What you need to do:
Find and copy each line of the records where the string "JSON" shows up.
☆ ☆ ☆ ☆ ☆ ☆ ☆
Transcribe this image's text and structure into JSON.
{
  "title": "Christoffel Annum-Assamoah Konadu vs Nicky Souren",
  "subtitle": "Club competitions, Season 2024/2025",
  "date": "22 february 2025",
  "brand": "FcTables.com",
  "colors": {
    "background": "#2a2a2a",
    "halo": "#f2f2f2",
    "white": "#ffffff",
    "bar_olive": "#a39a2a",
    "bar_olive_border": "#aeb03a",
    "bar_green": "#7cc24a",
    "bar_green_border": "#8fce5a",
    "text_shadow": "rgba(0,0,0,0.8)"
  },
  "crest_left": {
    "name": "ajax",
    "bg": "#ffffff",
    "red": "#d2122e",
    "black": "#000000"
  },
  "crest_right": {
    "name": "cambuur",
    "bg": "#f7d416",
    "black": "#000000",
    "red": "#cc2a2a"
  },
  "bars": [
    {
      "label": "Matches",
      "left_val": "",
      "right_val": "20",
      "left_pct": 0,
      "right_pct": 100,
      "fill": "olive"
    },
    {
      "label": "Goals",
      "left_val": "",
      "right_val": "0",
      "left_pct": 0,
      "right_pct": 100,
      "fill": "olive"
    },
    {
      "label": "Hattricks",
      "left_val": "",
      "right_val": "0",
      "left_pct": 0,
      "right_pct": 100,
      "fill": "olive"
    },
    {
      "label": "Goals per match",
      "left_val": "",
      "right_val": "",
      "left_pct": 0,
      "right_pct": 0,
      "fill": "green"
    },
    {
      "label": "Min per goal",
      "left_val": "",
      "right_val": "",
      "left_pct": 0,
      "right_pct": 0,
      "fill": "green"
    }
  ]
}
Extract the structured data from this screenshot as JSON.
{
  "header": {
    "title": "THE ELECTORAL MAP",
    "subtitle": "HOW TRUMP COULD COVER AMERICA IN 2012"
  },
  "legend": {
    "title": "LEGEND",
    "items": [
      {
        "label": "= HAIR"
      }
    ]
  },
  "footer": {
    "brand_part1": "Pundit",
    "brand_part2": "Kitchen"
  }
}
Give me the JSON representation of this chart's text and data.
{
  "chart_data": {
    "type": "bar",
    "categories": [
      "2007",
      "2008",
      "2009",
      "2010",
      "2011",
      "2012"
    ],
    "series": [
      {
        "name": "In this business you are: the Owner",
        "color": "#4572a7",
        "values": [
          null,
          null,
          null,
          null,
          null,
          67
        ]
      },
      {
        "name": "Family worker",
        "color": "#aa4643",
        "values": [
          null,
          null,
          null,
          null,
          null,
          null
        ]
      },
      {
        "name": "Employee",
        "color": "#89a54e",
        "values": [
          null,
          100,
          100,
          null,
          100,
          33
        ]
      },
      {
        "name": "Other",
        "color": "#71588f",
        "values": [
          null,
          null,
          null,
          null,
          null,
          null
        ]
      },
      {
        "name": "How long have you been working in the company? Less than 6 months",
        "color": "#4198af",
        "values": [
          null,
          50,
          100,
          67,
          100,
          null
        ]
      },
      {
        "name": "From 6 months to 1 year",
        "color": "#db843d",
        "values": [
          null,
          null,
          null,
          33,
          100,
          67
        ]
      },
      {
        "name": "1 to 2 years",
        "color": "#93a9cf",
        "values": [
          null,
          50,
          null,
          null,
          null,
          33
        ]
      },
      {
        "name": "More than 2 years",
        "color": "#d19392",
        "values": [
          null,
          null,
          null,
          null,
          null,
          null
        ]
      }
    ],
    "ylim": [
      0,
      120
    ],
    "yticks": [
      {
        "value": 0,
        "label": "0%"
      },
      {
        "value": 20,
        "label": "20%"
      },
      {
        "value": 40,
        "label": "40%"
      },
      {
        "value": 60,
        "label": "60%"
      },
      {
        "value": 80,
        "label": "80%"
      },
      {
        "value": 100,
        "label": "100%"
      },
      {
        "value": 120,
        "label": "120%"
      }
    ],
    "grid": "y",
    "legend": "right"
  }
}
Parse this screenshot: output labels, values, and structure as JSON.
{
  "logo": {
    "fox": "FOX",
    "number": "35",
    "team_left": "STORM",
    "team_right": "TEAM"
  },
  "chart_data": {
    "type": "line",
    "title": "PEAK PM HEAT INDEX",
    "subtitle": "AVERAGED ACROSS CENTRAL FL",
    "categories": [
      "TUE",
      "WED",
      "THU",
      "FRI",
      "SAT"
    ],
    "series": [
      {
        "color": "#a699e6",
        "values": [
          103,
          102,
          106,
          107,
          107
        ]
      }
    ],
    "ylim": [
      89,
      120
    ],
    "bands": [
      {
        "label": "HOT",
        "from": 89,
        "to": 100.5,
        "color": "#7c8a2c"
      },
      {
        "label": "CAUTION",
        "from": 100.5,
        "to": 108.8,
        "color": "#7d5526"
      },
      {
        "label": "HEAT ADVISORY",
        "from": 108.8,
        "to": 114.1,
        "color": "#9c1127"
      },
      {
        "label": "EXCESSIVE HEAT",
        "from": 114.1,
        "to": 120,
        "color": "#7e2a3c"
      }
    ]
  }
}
☆ ☆ ☆ ☆ ☆ ☆ ☆
Correct answer:
Transcribe this image's text and structure into JSON.
Extract the structured data from this screenshot as JSON.
Give me the JSON representation of this chart's text and data.
Parse this screenshot: output labels, values, and structure as JSON.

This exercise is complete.